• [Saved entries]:
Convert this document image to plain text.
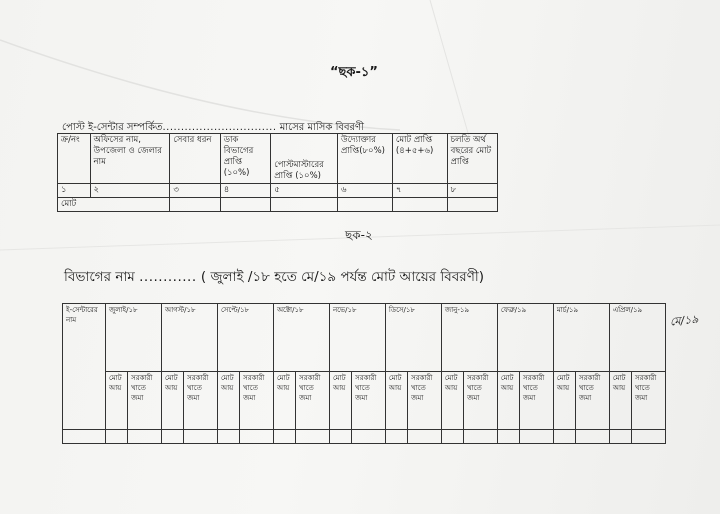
“ছক-১”
পোস্ট ই-সেন্টার সম্পর্কিত............................... মাসের মাসিক বিবরণী
ক্র/নং	অফিসের নাম, উপজেলা ও জেলার নাম	সেবার ধরন	ডাক বিভাগের প্রাপ্তি (১০%)	পোস্টমাস্টারের প্রাপ্তি (১০%)	উদ্যোক্তার প্রাপ্তি(৮০%)	মোট প্রাপ্তি (৪+৫+৬)	চলতি অর্থ বছরের মোট প্রাপ্তি
১	২	৩	৪	৫	৬	৭	৮
মোট							
ছক-২
বিভাগের নাম ............ ( জুলাই /১৮ হতে মে/১৯ পর্যন্ত মোট আয়ের বিবরণী)
ই-সেন্টারের নাম	জুলাই/১৮		আগস্ট/১৮		সেপ্টে/১৮		অক্টো/১৮		নভে/১৮		ডিসে/১৮		জানু-১৯		ফেব্রু/১৯		মার্চ/১৯		এপ্রিল/১৯	
	মোট আয়	সরকারী খাতে জমা	মোট আয়	সরকারী খাতে জমা	মোট আয়	সরকারী খাতে জমা	মোট আয়	সরকারী খাতে জমা	মোট আয়	সরকারী খাতে জমা	মোট আয়	সরকারী খাতে জমা	মোট আয়	সরকারী খাতে জমা	মোট আয়	সরকারী খাতে জমা	মোট আয়	সরকারী খাতে জমা	মোট আয়	সরকারী খাতে জমা

মে/১৯
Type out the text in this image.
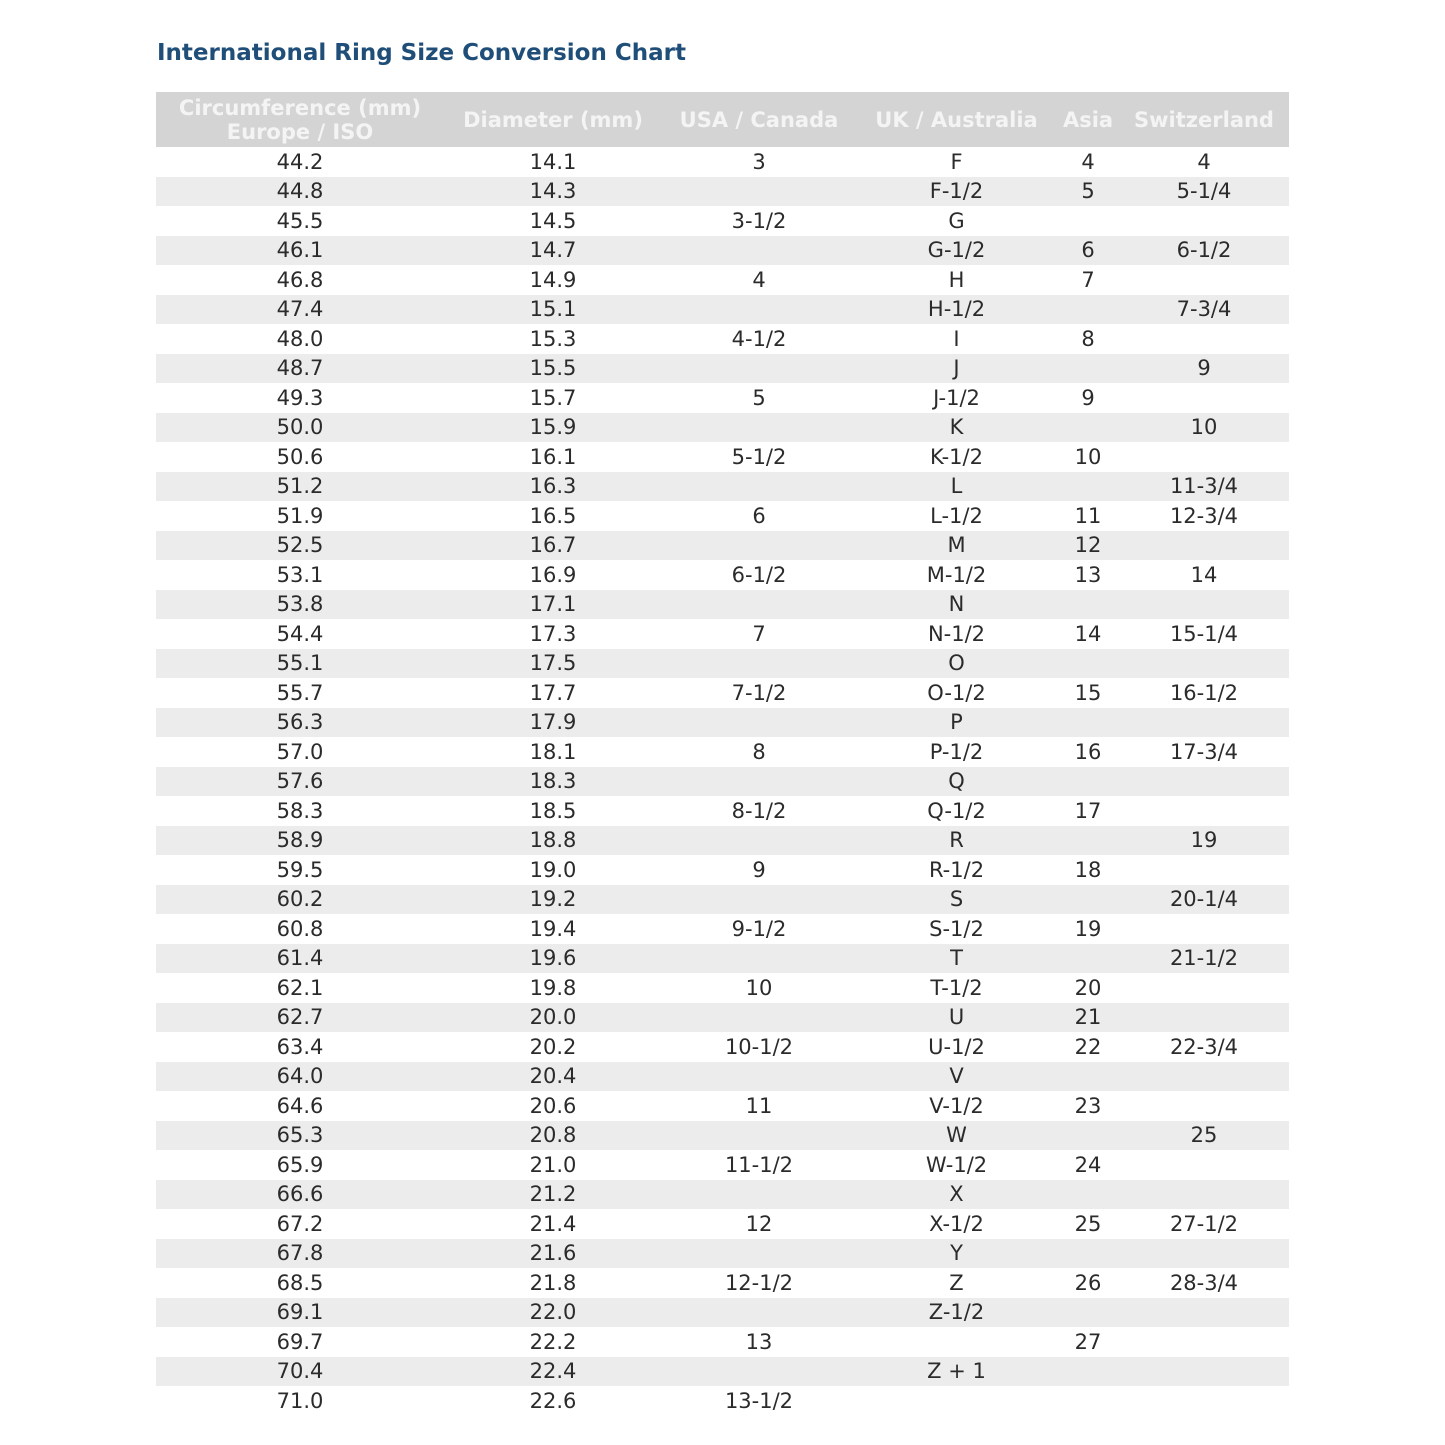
International Ring Size Conversion Chart
Circumference (mm)
Europe / ISO	Diameter (mm)	USA / Canada	UK / Australia	Asia	Switzerland
44.2	14.1	3	F	4	4
44.8	14.3		F-1/2	5	5-1/4
45.5	14.5	3-1/2	G		
46.1	14.7		G-1/2	6	6-1/2
46.8	14.9	4	H	7	
47.4	15.1		H-1/2		7-3/4
48.0	15.3	4-1/2	I	8	
48.7	15.5		J		9
49.3	15.7	5	J-1/2	9	
50.0	15.9		K		10
50.6	16.1	5-1/2	K-1/2	10	
51.2	16.3		L		11-3/4
51.9	16.5	6	L-1/2	11	12-3/4
52.5	16.7		M	12	
53.1	16.9	6-1/2	M-1/2	13	14
53.8	17.1		N		
54.4	17.3	7	N-1/2	14	15-1/4
55.1	17.5		O		
55.7	17.7	7-1/2	O-1/2	15	16-1/2
56.3	17.9		P		
57.0	18.1	8	P-1/2	16	17-3/4
57.6	18.3		Q		
58.3	18.5	8-1/2	Q-1/2	17	
58.9	18.8		R		19
59.5	19.0	9	R-1/2	18	
60.2	19.2		S		20-1/4
60.8	19.4	9-1/2	S-1/2	19	
61.4	19.6		T		21-1/2
62.1	19.8	10	T-1/2	20	
62.7	20.0		U	21	
63.4	20.2	10-1/2	U-1/2	22	22-3/4
64.0	20.4		V		
64.6	20.6	11	V-1/2	23	
65.3	20.8		W		25
65.9	21.0	11-1/2	W-1/2	24	
66.6	21.2		X		
67.2	21.4	12	X-1/2	25	27-1/2
67.8	21.6		Y		
68.5	21.8	12-1/2	Z	26	28-3/4
69.1	22.0		Z-1/2		
69.7	22.2	13		27	
70.4	22.4		Z + 1		
71.0	22.6	13-1/2			
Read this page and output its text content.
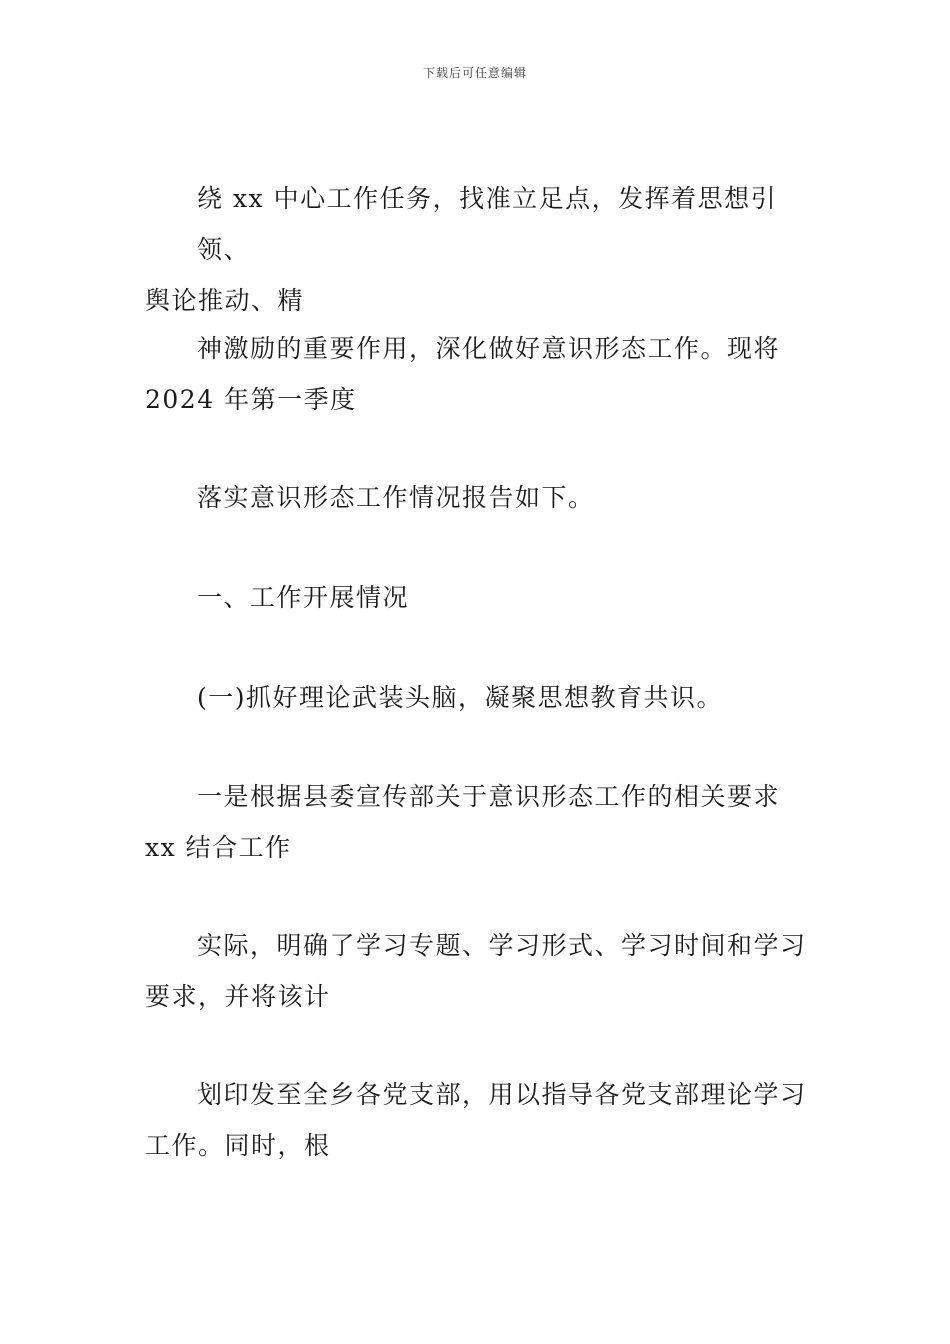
下载后可任意编辑
绕 xx 中心工作任务，找准立足点，发挥着思想引领、
舆论推动、精
神激励的重要作用，深化做好意识形态工作。现将
2024 年第一季度
落实意识形态工作情况报告如下。
一、工作开展情况
(一)抓好理论武装头脑，凝聚思想教育共识。
一是根据县委宣传部关于意识形态工作的相关要求
xx 结合工作
实际，明确了学习专题、学习形式、学习时间和学习
要求，并将该计
划印发至全乡各党支部，用以指导各党支部理论学习
工作。同时，根
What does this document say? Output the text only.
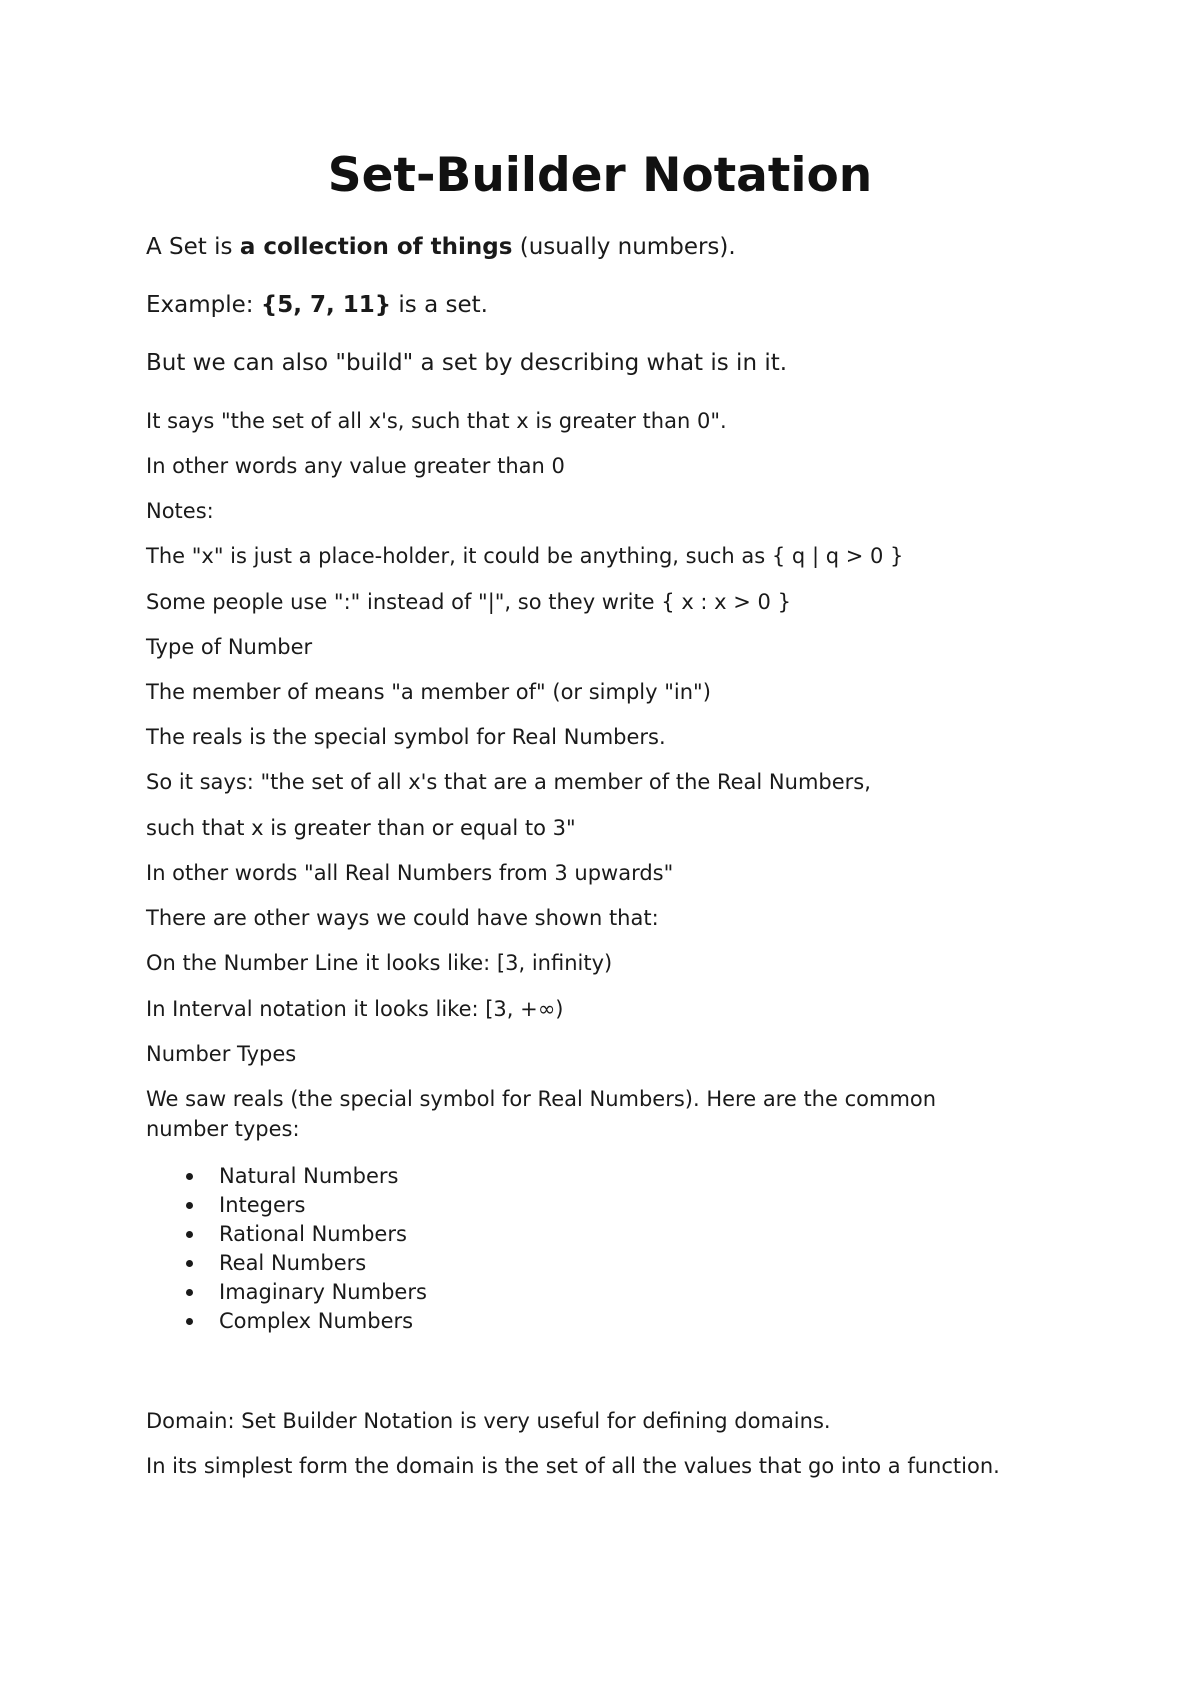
Set-Builder Notation

A Set is a collection of things (usually numbers).

Example: {5, 7, 11} is a set.

But we can also "build" a set by describing what is in it.

It says "the set of all x's, such that x is greater than 0".

In other words any value greater than 0

Notes:

The "x" is just a place-holder, it could be anything, such as { q | q > 0 }

Some people use ":" instead of "|", so they write { x : x > 0 }

Type of Number

The member of means "a member of" (or simply "in")

The reals is the special symbol for Real Numbers.

So it says: "the set of all x's that are a member of the Real Numbers,

such that x is greater than or equal to 3"

In other words "all Real Numbers from 3 upwards"

There are other ways we could have shown that:

On the Number Line it looks like: [3, infinity)

In Interval notation it looks like: [3, +∞)

Number Types

We saw reals (the special symbol for Real Numbers). Here are the common number types:

Natural Numbers
Integers
Rational Numbers
Real Numbers
Imaginary Numbers
Complex Numbers

Domain: Set Builder Notation is very useful for defining domains.

In its simplest form the domain is the set of all the values that go into a function.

• [Your instructions]:
Lines containing "greater" are to be counted. State the total and add nothing.

• [Output of the task]:
3